I’m attempting to port some Haskell to PureScript:
-- Haskell
commute :: Foo (a, b) (b, a)
commute = Foo f f where
f (a, b) = Just (b, a)
-- PureScript
commute :: forall a b. Foo (Tuple a b) (Tuple b a)
commute = Foo f f
where
f (Tuple a b) = Just (Tuple b a)
where
data Foo a b = Foo (a -> Maybe b) (b -> Maybe a)
I’m getting this type error:
Could not match type
a0
with type
b1
while trying to match type Tuple t2 t2
with type Tuple a0 b1
while checking that expression (Foo f) f
has type Foo (Tuple a0 b1) (Tuple b1 a0)
in value declaration commute
where b1 is a rigid type variable
bound at line 28, column 11 - line 30, column 35
a0 is a rigid type variable
bound at line 28, column 11 - line 30, column 35
t2 is an unknown type
If I remove the type signature, the inferred type is:
commute :: forall a. Foo (Tuple a a) (Tuple a a)
I’m uncertain as to whether the inferred type is sufficient, and why this doesn’t work if not.
-- PureScript
commute :: forall a b. Foo (Tuple a b) (Tuple b a)
commute = Foo f g
where
f (Tuple a b) = Just (Tuple b a)
g (Tuple b a) = Just (Tuple a b)
I think the compiler is inferring an overly specific type for your f - I think what’s happening is that it looks at the first occurrence of f in the body of the function, and infers a type using the bound type variables a and b, instead of introducing some new universally quantified type variables, which I think you wanted/expected. If you provide a type signature like f :: forall c d. Tuple c d -> ... does it work?
I think @hdgarrood is right. To elaborate, Haskell98 does let generalization. That is it will replace unknowns in a let declaration with foralls while inferring. That means it will infer the most polymorphic function it can. PureScript (and Haskell with various extensions turned on like TypeFamilies and GADTs) does not perform let generalization. So for the first example to work, you have to add the foralls yourself.
Indeed; adding a type signature will solve the problem:
commute :: forall a b. Foo (Tuple a b) (Tuple b a)
commute = Foo f f
where
f :: forall x y. Tuple x y -> Maybe (Tuple y x)
f (Tuple a b) = Just (Tuple b a)

(Extracted records)
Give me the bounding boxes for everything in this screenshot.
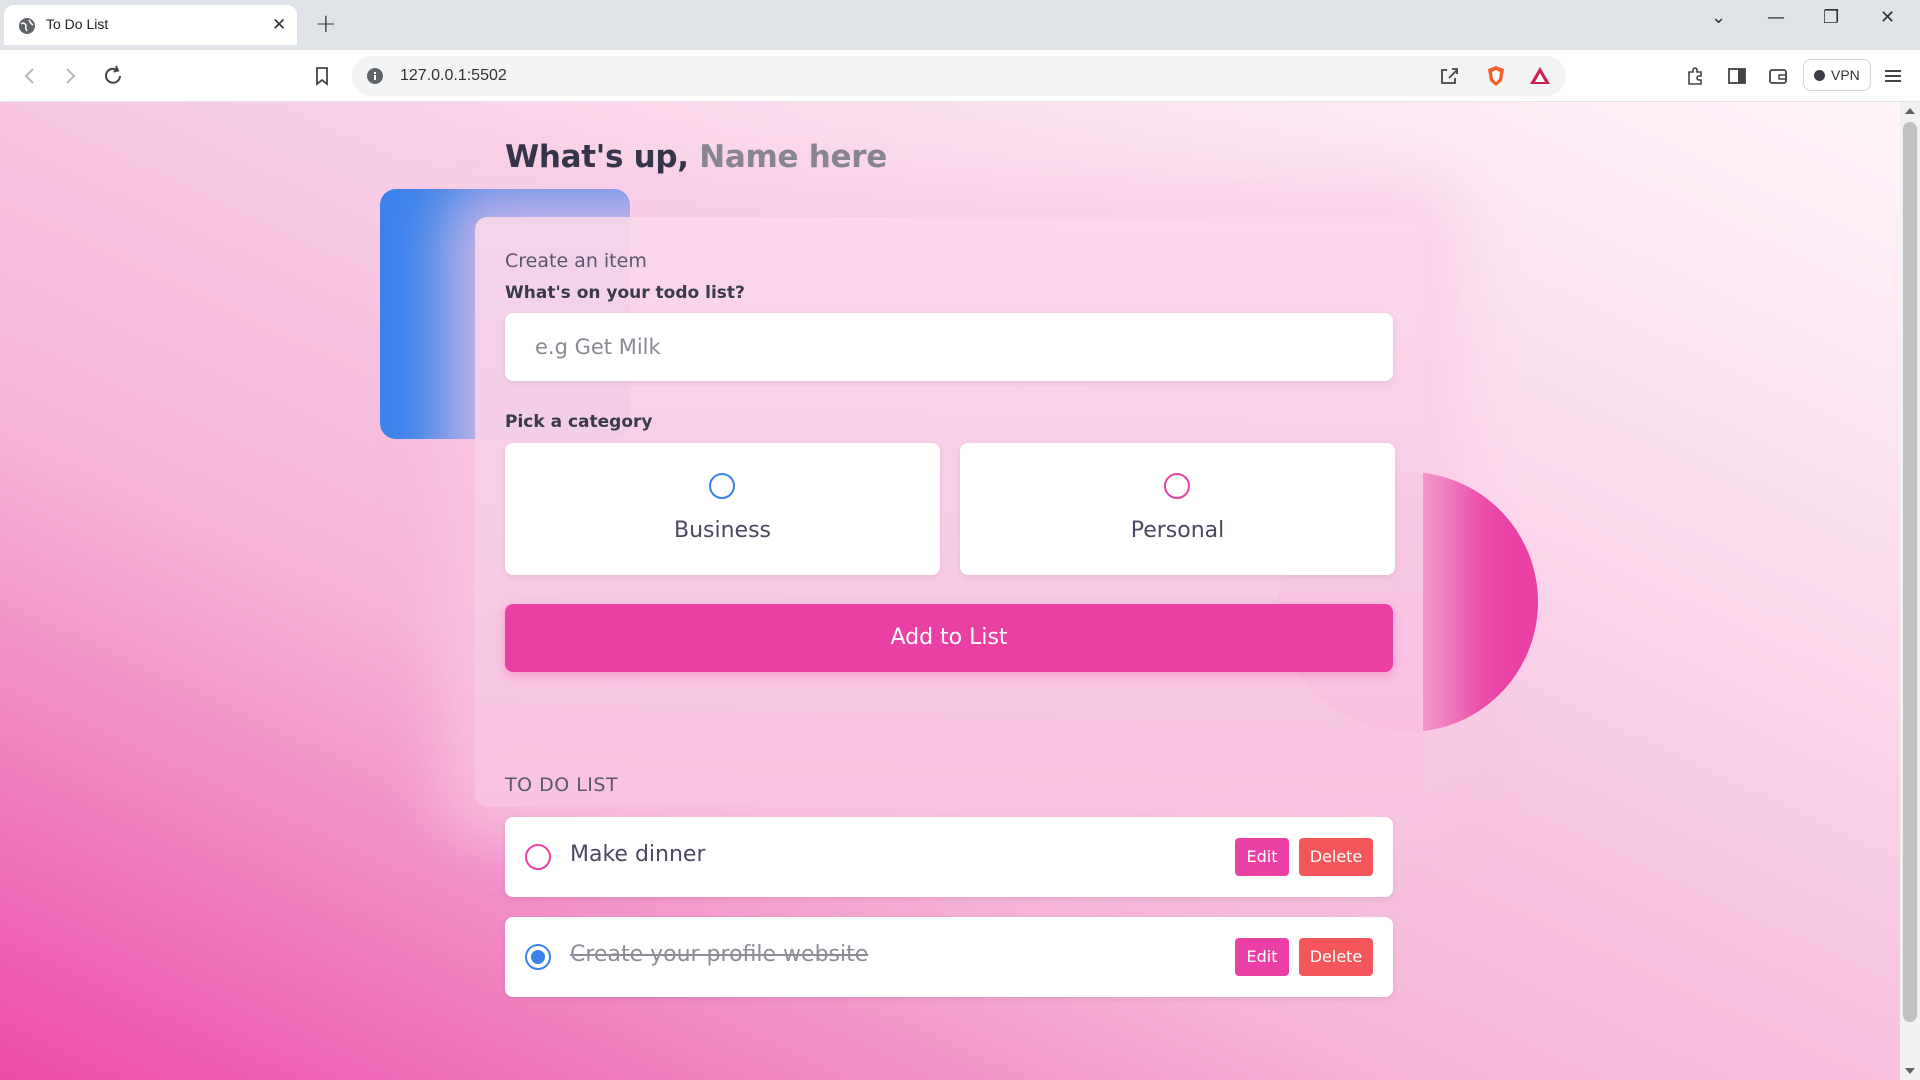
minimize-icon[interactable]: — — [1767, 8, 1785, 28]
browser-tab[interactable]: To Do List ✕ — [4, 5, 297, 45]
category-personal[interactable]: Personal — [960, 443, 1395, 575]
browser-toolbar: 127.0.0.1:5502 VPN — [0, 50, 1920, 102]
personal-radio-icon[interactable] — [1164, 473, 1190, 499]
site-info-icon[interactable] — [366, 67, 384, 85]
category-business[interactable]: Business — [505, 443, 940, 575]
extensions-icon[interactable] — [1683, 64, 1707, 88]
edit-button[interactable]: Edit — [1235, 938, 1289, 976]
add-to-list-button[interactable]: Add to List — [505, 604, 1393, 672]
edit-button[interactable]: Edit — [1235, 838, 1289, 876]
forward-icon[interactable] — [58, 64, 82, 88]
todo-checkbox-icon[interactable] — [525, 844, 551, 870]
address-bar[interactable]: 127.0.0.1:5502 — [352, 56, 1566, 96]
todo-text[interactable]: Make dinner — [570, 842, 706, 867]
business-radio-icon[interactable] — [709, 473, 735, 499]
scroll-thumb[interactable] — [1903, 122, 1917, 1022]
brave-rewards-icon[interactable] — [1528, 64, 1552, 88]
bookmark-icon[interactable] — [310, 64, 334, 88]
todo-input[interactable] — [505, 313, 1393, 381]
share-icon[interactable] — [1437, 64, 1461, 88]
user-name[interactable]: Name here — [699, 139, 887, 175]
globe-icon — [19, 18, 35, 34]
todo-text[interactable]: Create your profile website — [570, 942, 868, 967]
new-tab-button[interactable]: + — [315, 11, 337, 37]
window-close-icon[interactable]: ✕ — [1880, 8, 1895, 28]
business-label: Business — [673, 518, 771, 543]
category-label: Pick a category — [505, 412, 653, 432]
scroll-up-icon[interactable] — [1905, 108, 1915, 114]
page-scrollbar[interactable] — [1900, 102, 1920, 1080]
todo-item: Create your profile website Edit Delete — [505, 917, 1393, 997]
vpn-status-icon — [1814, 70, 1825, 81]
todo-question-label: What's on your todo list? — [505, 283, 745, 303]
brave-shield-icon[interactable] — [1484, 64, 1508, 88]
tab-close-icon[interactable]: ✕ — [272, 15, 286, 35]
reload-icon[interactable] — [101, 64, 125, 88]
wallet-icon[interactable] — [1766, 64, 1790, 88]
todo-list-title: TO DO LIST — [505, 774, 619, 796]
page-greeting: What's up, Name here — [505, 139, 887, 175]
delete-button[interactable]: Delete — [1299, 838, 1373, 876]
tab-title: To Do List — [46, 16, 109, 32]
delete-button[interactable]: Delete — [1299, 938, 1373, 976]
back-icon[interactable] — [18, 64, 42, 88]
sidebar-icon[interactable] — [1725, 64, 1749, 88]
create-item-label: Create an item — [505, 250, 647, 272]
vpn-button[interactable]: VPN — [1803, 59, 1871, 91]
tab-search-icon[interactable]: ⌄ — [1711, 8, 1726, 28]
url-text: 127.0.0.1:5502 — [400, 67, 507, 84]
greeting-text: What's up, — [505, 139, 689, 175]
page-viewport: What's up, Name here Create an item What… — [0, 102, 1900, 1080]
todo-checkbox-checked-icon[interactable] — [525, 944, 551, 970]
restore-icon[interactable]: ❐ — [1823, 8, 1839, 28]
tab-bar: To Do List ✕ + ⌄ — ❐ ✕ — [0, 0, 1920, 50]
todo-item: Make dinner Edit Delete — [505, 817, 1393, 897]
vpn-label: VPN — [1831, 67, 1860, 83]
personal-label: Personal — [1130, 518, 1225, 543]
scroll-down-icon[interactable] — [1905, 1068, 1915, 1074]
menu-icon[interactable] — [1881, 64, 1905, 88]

* [Challenge]: Return everything in the PureScript type error thread from "I think the" down to "the foralls yourself.", copied word for word. This material was drawn from a separate source.

* [Exercise result]:
I think the compiler is inferring an overly specific type for your f - I think what’s happening is that it looks at the first occurrence of f in the body of the function, and infers a type using the bound type variables a and b, instead of introducing some new universally quantified type variables, which I think you wanted/expected. If you provide a type signature like f :: forall c d. Tuple c d -> ... does it work?
I think @hdgarrood is right. To elaborate, Haskell98 does let generalization. That is it will replace unknowns in a let declaration with foralls while inferring. That means it will infer the most polymorphic function it can. PureScript (and Haskell with various extensions turned on like TypeFamilies and GADTs) does not perform let generalization. So for the first example to work, you have to add the foralls yourself.